• Data to process
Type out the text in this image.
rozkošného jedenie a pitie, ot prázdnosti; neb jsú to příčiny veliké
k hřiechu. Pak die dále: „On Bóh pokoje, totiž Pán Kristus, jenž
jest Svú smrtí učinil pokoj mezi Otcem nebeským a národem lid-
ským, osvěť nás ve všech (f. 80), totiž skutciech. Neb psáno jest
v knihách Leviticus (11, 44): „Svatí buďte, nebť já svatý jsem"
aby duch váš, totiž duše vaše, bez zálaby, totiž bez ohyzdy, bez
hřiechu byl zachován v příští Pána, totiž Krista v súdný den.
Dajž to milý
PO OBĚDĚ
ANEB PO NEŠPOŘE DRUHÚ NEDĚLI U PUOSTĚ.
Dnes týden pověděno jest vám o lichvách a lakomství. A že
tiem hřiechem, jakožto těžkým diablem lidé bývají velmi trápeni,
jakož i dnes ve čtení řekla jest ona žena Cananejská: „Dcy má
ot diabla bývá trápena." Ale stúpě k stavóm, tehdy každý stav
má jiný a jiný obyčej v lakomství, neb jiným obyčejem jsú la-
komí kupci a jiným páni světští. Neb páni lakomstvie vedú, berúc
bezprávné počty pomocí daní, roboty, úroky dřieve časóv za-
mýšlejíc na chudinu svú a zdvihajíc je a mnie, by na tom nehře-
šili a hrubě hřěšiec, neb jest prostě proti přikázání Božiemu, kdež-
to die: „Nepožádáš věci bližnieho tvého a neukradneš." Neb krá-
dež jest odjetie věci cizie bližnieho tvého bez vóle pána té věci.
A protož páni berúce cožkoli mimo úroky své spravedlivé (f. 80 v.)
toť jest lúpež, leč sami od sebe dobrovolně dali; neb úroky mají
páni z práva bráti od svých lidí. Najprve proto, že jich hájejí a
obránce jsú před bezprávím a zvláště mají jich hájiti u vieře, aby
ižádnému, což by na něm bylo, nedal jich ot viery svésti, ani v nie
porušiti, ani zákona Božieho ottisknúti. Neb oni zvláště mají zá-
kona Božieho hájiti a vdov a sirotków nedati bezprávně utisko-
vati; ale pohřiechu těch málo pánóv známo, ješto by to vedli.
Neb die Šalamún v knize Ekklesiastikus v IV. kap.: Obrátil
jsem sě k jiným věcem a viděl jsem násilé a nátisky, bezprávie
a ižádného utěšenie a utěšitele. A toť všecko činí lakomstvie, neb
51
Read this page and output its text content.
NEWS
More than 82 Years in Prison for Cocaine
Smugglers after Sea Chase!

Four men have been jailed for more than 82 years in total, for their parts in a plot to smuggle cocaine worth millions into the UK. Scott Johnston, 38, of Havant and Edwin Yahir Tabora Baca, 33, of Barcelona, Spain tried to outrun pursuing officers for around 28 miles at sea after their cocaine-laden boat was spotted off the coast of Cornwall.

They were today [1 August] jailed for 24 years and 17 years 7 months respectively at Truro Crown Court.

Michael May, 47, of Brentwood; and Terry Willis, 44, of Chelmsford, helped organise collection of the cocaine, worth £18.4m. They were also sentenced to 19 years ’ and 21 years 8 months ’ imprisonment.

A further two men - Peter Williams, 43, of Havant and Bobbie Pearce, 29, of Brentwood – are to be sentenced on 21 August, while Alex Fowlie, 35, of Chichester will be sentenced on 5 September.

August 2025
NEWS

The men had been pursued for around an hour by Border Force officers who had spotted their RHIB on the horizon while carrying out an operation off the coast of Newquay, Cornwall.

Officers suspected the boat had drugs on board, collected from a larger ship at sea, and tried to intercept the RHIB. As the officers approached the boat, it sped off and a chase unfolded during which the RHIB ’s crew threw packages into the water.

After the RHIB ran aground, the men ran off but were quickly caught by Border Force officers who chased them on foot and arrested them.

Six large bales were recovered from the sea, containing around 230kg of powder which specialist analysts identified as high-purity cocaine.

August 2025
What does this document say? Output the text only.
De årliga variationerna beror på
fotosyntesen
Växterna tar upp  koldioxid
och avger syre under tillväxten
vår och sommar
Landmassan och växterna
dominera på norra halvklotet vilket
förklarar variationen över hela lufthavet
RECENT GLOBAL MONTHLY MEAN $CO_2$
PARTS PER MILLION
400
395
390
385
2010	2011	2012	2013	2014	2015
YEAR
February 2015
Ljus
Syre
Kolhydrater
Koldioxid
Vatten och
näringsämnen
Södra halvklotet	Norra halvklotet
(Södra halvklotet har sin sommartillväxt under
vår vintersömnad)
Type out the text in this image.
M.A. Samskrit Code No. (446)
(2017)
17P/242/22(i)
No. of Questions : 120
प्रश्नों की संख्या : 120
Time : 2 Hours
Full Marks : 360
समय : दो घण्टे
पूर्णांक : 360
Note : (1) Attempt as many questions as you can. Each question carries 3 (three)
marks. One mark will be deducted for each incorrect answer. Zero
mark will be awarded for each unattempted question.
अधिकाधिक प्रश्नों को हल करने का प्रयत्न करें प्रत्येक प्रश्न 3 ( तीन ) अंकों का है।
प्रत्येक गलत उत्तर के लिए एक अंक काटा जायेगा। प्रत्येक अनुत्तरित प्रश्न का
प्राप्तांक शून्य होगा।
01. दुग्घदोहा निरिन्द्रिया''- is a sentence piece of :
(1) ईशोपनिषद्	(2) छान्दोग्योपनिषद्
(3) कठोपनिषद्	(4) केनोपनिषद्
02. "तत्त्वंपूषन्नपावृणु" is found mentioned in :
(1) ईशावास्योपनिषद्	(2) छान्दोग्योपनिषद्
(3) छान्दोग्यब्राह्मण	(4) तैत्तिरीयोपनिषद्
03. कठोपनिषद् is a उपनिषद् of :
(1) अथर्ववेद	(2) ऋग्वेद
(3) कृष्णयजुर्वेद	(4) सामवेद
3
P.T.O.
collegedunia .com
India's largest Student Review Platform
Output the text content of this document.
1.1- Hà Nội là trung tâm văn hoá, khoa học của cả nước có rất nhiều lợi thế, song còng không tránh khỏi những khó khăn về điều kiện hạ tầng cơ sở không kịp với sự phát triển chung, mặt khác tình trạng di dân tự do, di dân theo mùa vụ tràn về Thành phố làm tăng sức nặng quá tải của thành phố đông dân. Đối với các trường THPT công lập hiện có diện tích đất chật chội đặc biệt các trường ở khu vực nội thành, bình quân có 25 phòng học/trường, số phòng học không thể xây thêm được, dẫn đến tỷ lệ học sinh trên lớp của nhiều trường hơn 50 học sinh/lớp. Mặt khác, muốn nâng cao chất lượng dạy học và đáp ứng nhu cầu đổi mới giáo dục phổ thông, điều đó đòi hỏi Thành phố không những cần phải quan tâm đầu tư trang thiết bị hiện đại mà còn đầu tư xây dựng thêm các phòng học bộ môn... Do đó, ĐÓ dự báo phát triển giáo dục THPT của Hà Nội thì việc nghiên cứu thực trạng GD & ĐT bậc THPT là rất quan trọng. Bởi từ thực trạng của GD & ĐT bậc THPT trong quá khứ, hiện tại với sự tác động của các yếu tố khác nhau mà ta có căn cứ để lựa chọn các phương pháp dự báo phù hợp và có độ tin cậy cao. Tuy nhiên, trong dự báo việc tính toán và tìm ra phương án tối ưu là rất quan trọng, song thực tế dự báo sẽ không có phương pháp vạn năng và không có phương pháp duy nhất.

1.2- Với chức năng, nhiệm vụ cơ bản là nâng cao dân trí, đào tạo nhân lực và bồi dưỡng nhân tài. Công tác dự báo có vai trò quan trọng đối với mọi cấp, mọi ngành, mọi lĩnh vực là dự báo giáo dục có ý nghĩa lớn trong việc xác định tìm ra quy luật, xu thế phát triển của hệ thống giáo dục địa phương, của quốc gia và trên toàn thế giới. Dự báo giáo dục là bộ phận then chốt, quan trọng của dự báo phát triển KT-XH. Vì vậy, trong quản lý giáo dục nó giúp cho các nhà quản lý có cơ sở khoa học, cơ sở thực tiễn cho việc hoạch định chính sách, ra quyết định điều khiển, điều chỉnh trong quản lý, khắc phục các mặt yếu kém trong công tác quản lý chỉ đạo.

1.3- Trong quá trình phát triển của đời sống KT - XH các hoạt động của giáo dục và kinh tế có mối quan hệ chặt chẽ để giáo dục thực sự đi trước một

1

• Required task
Return from the data every line that holds "Brentwood".

• The response
Michael May, 47, of Brentwood; and Terry Willis, 44, of Chelmsford, helped organise collection of the cocaine, worth £18.4m. They were also sentenced to 19 years ’ and 21 years 8 months ’ imprisonment.
A further two men - Peter Williams, 43, of Havant and Bobbie Pearce, 29, of Brentwood – are to be sentenced on 21 August, while Alex Fowlie, 35, of Chichester will be sentenced on 5 September.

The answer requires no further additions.